Your instructions: Present every line in which the string "publique" appears.

--

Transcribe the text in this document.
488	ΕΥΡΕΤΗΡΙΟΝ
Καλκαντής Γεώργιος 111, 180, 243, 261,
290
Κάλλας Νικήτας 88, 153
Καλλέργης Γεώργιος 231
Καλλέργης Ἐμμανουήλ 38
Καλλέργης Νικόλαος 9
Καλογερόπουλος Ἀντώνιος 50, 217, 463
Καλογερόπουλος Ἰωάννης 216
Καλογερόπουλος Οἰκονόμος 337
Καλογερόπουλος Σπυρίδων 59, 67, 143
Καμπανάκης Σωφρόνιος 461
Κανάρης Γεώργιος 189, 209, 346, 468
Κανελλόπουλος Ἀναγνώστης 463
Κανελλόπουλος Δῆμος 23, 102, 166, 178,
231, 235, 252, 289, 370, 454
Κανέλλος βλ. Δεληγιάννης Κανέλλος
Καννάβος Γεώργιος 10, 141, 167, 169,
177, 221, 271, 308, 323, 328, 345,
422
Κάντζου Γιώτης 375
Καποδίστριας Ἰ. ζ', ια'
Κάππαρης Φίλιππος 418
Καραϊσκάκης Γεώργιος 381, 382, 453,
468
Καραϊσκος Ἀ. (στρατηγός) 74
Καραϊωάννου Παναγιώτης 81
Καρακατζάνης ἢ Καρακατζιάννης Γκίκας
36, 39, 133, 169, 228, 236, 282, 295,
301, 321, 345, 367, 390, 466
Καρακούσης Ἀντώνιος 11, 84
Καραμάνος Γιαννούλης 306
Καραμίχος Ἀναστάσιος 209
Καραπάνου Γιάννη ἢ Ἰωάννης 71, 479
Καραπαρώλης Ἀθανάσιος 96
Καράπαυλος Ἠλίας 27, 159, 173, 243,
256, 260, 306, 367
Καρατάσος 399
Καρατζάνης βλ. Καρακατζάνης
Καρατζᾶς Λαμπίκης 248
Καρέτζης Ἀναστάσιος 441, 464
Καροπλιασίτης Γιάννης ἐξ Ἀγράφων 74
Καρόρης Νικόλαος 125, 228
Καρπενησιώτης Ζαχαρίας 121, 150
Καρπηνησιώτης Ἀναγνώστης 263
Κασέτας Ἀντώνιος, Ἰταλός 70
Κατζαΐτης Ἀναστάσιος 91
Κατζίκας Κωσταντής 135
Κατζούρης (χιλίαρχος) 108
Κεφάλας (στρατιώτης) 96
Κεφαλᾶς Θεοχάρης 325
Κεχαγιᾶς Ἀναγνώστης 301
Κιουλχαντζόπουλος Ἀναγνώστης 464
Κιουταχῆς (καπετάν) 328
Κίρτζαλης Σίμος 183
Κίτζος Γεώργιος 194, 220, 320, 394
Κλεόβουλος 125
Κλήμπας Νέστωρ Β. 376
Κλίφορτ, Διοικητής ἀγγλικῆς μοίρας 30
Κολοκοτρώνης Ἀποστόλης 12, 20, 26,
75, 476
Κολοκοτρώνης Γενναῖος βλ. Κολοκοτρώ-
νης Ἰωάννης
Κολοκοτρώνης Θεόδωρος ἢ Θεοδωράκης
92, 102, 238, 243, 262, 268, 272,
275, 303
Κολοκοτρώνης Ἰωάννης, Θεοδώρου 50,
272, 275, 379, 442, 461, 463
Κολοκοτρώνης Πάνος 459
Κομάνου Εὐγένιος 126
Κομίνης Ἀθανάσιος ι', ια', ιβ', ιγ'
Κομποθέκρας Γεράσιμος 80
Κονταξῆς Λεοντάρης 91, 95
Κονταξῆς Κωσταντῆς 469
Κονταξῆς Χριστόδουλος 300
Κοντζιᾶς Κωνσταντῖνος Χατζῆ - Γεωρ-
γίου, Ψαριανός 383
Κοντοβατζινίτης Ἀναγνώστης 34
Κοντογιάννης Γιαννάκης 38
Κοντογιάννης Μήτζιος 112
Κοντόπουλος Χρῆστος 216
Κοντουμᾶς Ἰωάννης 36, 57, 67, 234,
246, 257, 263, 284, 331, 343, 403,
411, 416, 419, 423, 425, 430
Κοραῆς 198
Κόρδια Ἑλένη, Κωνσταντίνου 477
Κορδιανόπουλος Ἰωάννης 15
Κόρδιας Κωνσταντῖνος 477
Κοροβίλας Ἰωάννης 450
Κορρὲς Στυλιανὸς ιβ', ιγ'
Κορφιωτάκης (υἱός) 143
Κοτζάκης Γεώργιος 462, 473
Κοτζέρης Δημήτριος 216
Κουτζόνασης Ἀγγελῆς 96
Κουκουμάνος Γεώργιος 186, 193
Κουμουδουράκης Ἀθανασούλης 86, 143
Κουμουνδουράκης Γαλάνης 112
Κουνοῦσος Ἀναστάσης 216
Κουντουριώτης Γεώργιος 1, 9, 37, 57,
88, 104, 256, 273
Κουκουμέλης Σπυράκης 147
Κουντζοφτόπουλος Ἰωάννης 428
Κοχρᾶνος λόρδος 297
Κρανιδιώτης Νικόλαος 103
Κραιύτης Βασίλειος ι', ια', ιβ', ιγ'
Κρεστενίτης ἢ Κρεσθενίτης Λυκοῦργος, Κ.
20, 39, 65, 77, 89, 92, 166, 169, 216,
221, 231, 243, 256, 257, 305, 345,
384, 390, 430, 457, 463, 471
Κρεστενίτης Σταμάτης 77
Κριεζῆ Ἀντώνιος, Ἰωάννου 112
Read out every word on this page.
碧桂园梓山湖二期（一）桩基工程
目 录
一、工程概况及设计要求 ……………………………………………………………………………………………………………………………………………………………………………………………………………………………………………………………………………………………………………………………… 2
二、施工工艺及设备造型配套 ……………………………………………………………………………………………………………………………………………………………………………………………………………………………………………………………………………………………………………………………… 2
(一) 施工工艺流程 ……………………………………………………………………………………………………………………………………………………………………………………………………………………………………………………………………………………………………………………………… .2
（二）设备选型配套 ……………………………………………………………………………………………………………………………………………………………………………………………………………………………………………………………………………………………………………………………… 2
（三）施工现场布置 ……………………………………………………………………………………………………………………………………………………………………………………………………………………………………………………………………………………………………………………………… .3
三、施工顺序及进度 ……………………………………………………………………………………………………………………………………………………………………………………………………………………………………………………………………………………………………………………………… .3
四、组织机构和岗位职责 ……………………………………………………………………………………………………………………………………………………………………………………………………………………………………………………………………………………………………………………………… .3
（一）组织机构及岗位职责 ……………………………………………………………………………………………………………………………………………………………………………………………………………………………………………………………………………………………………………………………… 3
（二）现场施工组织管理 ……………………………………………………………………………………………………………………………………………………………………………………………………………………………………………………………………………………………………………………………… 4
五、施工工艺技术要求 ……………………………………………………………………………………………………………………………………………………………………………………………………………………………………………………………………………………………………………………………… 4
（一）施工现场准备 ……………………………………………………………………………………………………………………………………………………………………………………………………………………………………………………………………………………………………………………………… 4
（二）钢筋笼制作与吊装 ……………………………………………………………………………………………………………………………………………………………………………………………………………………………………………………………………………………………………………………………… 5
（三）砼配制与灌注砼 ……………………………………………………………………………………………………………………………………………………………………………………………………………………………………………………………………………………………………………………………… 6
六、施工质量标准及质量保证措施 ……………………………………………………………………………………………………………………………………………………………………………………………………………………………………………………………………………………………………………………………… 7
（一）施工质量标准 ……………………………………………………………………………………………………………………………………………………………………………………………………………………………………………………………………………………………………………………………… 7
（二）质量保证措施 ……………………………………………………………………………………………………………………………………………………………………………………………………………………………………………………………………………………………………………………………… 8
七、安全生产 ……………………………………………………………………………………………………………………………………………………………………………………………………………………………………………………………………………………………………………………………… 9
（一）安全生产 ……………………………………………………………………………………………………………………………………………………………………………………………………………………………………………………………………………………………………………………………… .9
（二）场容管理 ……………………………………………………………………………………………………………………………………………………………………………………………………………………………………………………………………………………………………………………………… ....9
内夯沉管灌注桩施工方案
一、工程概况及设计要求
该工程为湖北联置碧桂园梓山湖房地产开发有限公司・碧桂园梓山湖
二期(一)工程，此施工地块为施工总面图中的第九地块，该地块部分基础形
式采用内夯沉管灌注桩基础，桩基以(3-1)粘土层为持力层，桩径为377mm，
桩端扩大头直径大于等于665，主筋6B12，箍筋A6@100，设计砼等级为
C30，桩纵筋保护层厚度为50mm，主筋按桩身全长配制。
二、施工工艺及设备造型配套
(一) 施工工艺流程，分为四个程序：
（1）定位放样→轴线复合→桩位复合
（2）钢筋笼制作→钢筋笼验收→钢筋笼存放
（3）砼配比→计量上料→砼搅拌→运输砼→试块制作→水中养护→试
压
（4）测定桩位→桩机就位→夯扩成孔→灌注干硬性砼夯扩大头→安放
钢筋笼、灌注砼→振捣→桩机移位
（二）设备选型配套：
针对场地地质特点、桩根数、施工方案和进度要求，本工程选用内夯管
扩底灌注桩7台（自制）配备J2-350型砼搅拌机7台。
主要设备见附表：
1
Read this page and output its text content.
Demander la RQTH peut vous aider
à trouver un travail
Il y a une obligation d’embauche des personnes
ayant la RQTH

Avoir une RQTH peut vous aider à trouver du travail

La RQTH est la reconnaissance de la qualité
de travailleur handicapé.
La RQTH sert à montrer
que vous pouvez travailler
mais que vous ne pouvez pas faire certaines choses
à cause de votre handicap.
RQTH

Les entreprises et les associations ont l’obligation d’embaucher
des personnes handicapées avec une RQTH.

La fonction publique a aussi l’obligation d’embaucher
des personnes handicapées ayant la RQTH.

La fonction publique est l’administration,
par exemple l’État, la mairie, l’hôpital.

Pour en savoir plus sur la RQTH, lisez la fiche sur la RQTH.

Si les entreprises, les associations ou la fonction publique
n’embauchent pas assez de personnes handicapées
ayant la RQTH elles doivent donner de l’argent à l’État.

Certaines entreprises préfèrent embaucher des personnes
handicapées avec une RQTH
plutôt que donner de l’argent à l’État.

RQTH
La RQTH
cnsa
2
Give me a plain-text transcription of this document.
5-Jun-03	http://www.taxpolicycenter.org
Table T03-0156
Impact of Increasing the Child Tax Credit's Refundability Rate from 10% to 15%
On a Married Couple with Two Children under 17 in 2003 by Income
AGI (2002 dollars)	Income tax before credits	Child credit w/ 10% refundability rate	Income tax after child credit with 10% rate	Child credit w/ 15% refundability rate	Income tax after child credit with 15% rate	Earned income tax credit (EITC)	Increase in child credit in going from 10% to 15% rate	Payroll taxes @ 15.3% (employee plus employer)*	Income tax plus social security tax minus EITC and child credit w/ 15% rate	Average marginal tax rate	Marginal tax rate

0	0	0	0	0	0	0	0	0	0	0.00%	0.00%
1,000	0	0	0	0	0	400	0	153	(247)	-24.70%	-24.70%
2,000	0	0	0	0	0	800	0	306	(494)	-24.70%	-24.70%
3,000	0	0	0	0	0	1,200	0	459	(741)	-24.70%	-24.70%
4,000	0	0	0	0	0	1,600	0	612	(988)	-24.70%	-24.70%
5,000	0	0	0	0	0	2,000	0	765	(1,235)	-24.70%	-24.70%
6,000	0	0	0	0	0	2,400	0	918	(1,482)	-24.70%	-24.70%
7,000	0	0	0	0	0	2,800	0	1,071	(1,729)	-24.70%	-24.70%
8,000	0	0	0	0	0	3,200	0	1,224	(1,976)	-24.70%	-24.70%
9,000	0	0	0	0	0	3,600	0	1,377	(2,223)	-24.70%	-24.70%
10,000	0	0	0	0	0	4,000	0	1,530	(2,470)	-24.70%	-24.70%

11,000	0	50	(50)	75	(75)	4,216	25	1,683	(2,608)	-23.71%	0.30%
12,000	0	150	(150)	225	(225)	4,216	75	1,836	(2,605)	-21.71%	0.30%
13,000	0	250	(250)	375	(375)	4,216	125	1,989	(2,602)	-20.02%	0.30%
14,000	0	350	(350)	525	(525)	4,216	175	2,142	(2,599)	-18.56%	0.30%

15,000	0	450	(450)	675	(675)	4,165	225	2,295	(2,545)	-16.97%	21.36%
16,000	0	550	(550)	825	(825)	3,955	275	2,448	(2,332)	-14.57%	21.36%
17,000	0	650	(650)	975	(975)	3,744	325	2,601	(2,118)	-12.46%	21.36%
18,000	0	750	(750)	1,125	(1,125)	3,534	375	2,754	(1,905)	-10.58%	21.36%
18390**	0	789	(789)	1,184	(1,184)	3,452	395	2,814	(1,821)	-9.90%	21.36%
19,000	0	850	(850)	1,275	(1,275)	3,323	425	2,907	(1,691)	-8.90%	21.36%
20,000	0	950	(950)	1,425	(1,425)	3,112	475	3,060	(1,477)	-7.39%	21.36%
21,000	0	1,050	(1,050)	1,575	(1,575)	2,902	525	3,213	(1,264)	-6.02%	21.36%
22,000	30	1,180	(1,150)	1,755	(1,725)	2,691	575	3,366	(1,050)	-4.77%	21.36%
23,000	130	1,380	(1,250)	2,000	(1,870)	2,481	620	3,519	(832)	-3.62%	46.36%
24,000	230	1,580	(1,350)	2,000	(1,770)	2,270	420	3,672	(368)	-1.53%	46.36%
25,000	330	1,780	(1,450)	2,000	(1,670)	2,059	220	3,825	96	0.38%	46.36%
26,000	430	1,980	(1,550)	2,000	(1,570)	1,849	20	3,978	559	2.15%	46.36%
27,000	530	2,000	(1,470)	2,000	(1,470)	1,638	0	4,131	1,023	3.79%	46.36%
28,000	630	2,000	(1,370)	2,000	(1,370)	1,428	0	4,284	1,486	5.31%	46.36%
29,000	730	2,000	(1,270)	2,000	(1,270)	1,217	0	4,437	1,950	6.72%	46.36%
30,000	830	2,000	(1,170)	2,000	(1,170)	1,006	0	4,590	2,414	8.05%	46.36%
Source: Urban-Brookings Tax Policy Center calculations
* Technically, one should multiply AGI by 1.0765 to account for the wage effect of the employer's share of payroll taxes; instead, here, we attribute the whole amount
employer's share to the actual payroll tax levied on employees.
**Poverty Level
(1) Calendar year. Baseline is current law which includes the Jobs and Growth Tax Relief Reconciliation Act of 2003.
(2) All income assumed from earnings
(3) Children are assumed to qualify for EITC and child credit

--

Worked answer:
La fonction publique a aussi l’obligation d’embaucher
La fonction publique est l’administration,
Si les entreprises, les associations ou la fonction publique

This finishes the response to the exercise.